## WHAT THE EXERCISE ASKS
In full and without deviation, write out the entries that follow.

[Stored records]
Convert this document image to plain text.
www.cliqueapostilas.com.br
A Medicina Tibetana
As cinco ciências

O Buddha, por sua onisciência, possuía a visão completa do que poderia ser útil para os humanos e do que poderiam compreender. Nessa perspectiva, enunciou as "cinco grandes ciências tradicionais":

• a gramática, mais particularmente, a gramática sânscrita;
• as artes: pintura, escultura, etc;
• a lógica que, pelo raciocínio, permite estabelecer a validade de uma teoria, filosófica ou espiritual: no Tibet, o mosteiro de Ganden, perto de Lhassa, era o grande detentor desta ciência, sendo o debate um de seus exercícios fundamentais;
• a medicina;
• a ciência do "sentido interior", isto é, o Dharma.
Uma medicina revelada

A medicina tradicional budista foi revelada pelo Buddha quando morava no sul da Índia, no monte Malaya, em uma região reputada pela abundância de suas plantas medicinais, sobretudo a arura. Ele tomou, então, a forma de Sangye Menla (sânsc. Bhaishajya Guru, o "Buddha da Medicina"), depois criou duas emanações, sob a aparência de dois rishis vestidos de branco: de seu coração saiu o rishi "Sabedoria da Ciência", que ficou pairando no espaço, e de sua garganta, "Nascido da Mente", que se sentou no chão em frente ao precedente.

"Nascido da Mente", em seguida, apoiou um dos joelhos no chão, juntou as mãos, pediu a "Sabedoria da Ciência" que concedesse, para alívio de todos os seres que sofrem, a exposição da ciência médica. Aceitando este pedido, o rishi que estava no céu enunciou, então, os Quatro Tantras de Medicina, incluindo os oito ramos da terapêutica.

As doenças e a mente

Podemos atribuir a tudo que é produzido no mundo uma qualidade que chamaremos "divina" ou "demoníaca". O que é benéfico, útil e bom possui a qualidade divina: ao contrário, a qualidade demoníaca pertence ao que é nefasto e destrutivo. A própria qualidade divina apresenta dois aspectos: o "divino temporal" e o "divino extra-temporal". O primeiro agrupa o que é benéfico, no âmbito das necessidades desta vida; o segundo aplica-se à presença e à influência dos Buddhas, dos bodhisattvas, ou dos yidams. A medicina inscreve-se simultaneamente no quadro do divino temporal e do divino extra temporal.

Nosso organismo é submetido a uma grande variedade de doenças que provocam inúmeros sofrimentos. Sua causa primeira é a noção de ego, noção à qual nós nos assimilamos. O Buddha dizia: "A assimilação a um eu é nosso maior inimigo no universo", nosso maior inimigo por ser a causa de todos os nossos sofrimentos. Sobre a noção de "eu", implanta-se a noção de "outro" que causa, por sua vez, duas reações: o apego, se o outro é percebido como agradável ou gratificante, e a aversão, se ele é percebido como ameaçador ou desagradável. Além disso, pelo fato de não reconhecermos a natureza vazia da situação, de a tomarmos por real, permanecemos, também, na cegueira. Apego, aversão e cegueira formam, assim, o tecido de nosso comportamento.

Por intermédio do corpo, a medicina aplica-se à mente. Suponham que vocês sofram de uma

## FINAL RESULT
Convert this document image to plain text.
www.cliqueapostilas.com.br
A Medicina Tibetana
As cinco ciências

O Buddha, por sua onisciência, possuía a visão completa do que poderia ser útil para os humanos e do que poderiam compreender. Nessa perspectiva, enunciou as "cinco grandes ciências tradicionais":

• a gramática, mais particularmente, a gramática sânscrita;
• as artes: pintura, escultura, etc;
• a lógica que, pelo raciocínio, permite estabelecer a validade de uma teoria, filosófica ou espiritual: no Tibet, o mosteiro de Ganden, perto de Lhassa, era o grande detentor desta ciência, sendo o debate um de seus exercícios fundamentais;
• a medicina;
• a ciência do "sentido interior", isto é, o Dharma.
Uma medicina revelada

A medicina tradicional budista foi revelada pelo Buddha quando morava no sul da Índia, no monte Malaya, em uma região reputada pela abundância de suas plantas medicinais, sobretudo a arura. Ele tomou, então, a forma de Sangye Menla (sânsc. Bhaishajya Guru, o "Buddha da Medicina"), depois criou duas emanações, sob a aparência de dois rishis vestidos de branco: de seu coração saiu o rishi "Sabedoria da Ciência", que ficou pairando no espaço, e de sua garganta, "Nascido da Mente", que se sentou no chão em frente ao precedente.

"Nascido da Mente", em seguida, apoiou um dos joelhos no chão, juntou as mãos, pediu a "Sabedoria da Ciência" que concedesse, para alívio de todos os seres que sofrem, a exposição da ciência médica. Aceitando este pedido, o rishi que estava no céu enunciou, então, os Quatro Tantras de Medicina, incluindo os oito ramos da terapêutica.

As doenças e a mente

Podemos atribuir a tudo que é produzido no mundo uma qualidade que chamaremos "divina" ou "demoníaca". O que é benéfico, útil e bom possui a qualidade divina: ao contrário, a qualidade demoníaca pertence ao que é nefasto e destrutivo. A própria qualidade divina apresenta dois aspectos: o "divino temporal" e o "divino extra-temporal". O primeiro agrupa o que é benéfico, no âmbito das necessidades desta vida; o segundo aplica-se à presença e à influência dos Buddhas, dos bodhisattvas, ou dos yidams. A medicina inscreve-se simultaneamente no quadro do divino temporal e do divino extra temporal.

Nosso organismo é submetido a uma grande variedade de doenças que provocam inúmeros sofrimentos. Sua causa primeira é a noção de ego, noção à qual nós nos assimilamos. O Buddha dizia: "A assimilação a um eu é nosso maior inimigo no universo", nosso maior inimigo por ser a causa de todos os nossos sofrimentos. Sobre a noção de "eu", implanta-se a noção de "outro" que causa, por sua vez, duas reações: o apego, se o outro é percebido como agradável ou gratificante, e a aversão, se ele é percebido como ameaçador ou desagradável. Além disso, pelo fato de não reconhecermos a natureza vazia da situação, de a tomarmos por real, permanecemos, também, na cegueira. Apego, aversão e cegueira formam, assim, o tecido de nosso comportamento.

Por intermédio do corpo, a medicina aplica-se à mente. Suponham que vocês sofram de uma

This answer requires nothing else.